Your goal: List, from the lines below, each one with "name" in it.

(Data items)

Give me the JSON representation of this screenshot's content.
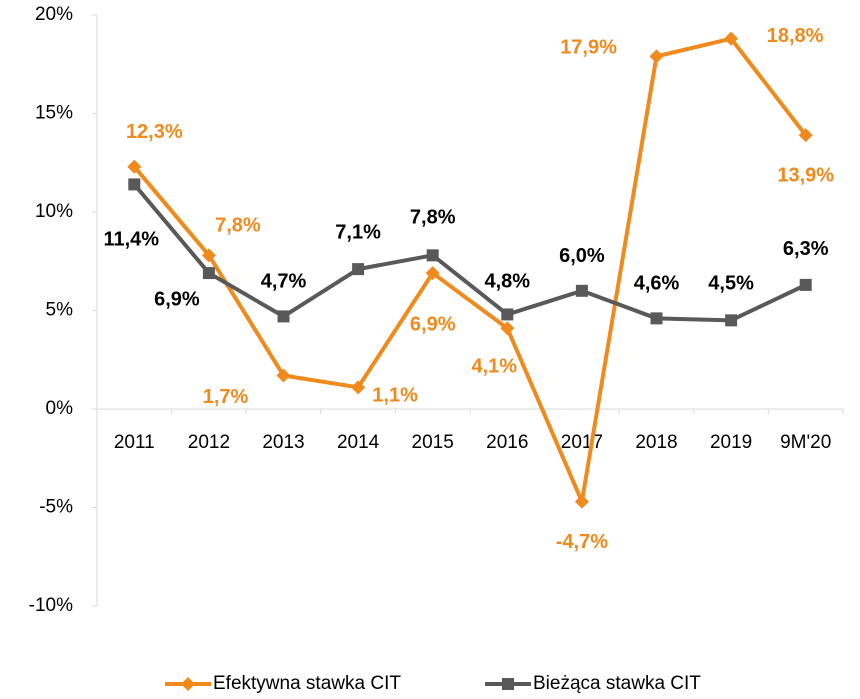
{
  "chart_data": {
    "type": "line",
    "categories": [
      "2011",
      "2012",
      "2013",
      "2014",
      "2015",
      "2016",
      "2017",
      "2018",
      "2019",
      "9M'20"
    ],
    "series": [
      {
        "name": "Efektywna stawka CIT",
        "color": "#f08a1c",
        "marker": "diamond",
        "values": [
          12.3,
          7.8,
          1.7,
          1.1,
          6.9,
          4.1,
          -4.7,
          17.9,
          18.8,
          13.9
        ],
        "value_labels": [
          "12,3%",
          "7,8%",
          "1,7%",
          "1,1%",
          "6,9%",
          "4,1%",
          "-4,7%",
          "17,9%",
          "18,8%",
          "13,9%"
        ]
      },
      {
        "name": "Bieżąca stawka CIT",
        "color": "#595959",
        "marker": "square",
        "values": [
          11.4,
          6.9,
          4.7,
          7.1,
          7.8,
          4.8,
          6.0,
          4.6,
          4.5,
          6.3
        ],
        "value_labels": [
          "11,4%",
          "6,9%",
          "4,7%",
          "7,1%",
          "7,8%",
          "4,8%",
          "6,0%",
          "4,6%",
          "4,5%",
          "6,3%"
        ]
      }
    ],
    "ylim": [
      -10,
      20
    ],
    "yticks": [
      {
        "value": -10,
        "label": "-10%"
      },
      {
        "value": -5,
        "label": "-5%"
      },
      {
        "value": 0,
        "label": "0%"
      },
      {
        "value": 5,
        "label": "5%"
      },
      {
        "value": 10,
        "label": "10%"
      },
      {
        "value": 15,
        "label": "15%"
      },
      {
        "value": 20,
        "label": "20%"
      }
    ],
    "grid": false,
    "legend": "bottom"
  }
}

---

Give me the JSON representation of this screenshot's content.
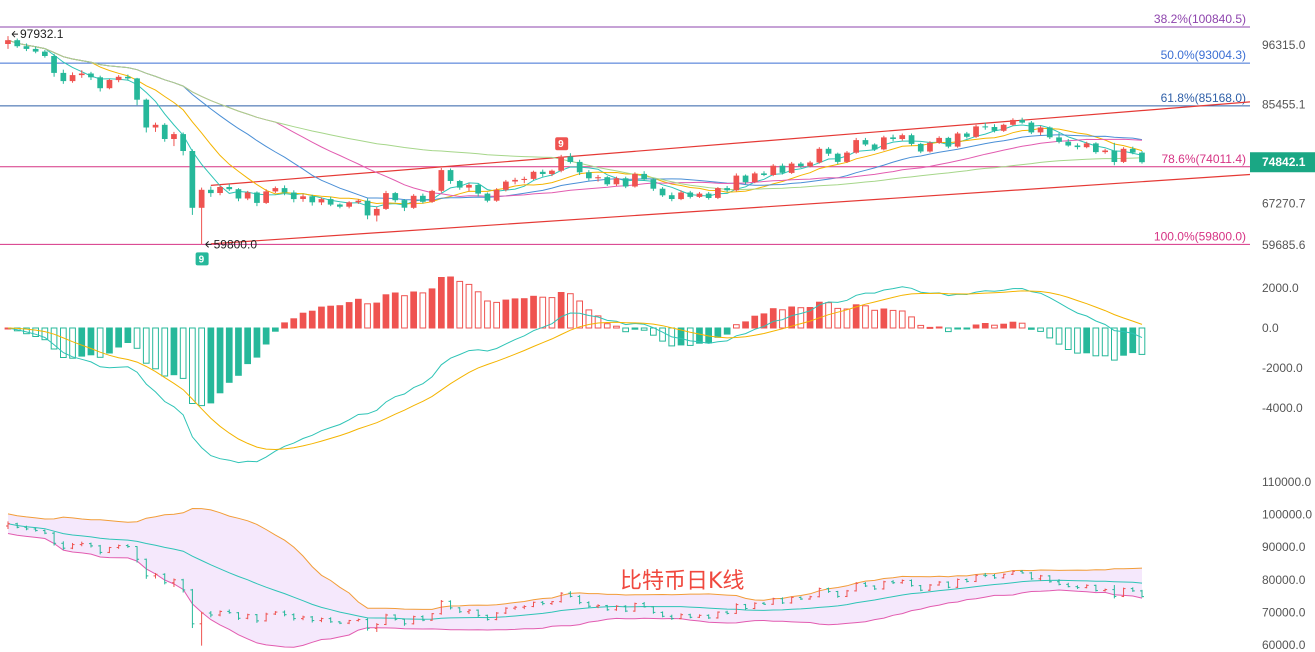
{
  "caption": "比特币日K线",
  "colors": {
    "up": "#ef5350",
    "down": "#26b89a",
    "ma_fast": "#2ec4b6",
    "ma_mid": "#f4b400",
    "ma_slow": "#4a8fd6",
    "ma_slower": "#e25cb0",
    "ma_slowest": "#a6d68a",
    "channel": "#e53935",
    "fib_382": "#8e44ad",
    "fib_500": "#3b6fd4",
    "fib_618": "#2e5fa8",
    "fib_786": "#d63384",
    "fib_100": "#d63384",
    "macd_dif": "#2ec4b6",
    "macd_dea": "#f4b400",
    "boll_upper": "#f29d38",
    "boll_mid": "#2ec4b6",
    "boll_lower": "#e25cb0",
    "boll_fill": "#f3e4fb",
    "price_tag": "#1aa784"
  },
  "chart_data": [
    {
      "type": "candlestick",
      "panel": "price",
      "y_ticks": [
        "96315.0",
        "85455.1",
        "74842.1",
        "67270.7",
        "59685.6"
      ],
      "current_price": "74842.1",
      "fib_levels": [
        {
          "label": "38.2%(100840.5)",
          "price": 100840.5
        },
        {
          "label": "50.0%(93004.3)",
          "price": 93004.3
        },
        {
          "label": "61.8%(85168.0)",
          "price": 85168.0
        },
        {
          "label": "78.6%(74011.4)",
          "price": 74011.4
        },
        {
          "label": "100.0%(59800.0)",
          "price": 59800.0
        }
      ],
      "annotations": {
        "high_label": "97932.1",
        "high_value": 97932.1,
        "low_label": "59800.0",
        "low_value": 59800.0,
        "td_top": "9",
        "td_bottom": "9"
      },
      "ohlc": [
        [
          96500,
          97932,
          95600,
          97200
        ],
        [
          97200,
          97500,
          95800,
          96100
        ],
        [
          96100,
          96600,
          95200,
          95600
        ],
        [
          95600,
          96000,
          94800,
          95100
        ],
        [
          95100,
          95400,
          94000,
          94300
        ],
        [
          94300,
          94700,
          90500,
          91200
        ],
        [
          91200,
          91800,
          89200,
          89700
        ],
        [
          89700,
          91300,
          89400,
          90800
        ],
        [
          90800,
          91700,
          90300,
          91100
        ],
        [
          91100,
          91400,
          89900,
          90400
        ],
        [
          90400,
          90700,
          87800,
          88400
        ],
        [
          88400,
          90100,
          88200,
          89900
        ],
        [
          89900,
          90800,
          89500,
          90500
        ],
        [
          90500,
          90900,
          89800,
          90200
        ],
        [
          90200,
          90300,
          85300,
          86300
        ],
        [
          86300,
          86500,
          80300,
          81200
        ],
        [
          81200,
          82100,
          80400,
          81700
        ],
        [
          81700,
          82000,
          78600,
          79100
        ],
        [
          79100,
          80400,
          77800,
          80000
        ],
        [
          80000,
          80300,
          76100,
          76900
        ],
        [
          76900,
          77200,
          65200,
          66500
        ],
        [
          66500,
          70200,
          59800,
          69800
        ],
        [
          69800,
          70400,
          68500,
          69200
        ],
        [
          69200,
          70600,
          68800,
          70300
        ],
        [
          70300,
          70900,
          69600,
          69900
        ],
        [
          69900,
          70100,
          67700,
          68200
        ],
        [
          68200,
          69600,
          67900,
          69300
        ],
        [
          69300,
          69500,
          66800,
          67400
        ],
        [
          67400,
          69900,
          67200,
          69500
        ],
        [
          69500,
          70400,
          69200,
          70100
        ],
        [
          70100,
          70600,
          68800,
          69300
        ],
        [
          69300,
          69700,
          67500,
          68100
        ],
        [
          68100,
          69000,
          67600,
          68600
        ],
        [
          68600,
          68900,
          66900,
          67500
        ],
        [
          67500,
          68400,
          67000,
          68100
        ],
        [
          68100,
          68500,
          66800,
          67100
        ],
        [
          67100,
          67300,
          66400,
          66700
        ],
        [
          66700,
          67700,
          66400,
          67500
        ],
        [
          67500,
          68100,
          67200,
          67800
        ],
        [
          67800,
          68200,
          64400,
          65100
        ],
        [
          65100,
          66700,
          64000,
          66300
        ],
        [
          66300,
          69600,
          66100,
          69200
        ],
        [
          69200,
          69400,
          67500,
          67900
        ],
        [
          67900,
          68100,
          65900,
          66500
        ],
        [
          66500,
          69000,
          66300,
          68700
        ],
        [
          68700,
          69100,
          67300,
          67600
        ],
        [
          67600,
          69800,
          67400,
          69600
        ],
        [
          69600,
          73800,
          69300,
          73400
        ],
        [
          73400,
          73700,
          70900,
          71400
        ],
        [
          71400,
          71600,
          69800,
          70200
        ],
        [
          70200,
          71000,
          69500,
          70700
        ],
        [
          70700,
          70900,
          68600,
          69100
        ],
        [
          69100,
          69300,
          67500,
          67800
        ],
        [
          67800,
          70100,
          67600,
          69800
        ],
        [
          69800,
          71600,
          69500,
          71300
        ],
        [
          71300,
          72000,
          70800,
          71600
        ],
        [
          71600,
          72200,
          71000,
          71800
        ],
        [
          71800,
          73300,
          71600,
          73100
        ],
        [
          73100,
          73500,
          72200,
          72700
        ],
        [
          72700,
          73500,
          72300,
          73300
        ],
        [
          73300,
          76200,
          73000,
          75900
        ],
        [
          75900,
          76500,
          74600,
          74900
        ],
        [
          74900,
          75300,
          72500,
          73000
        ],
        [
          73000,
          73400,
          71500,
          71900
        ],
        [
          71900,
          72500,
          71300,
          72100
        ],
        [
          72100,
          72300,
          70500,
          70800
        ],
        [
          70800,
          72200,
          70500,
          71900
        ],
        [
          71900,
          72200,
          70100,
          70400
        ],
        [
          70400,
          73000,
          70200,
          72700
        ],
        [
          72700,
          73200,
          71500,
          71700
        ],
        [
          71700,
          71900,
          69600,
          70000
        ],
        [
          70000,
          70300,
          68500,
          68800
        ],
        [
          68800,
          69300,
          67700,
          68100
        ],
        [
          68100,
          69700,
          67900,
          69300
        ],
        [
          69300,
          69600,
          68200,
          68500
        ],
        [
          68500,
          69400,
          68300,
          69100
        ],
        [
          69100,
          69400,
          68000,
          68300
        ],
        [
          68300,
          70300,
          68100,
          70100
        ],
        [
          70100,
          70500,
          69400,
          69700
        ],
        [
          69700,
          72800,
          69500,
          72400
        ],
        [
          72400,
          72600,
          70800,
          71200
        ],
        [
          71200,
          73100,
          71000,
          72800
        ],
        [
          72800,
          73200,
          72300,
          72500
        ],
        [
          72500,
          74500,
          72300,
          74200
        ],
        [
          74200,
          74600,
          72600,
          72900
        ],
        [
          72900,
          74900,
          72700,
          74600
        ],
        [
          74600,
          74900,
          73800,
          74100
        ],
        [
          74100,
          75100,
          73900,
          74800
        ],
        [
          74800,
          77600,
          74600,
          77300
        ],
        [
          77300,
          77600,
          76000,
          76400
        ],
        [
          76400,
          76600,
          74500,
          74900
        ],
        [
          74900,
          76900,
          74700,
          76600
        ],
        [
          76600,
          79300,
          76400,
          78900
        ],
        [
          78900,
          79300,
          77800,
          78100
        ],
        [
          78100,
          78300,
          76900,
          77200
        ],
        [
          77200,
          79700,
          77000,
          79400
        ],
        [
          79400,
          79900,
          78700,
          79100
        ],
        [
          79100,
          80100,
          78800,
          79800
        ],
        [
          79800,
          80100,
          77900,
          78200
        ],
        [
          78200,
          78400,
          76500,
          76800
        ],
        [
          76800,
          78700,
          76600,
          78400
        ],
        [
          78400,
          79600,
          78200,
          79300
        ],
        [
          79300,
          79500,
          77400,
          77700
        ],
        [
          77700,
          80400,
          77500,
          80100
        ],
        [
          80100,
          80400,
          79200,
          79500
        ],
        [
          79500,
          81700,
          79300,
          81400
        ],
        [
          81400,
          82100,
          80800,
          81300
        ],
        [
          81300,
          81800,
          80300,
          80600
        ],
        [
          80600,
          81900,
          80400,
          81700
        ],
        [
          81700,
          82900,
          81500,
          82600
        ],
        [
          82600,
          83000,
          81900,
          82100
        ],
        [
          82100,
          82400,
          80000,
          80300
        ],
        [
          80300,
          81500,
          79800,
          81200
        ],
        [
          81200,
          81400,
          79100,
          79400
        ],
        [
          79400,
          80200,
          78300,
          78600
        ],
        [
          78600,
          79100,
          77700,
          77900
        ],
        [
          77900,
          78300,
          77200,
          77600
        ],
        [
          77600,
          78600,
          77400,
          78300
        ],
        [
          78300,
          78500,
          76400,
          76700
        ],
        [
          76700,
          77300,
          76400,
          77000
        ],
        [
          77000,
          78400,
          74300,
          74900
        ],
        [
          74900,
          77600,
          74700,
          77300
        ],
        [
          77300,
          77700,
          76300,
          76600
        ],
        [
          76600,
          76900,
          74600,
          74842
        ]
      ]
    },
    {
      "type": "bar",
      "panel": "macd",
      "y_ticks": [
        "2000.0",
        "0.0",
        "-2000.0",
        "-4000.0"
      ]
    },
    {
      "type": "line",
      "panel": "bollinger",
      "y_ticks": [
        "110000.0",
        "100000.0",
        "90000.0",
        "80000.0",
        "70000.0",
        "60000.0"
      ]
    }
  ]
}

Answer to the task:
        "name": "Efektywna stawka CIT",
        "name": "Bieżąca stawka CIT",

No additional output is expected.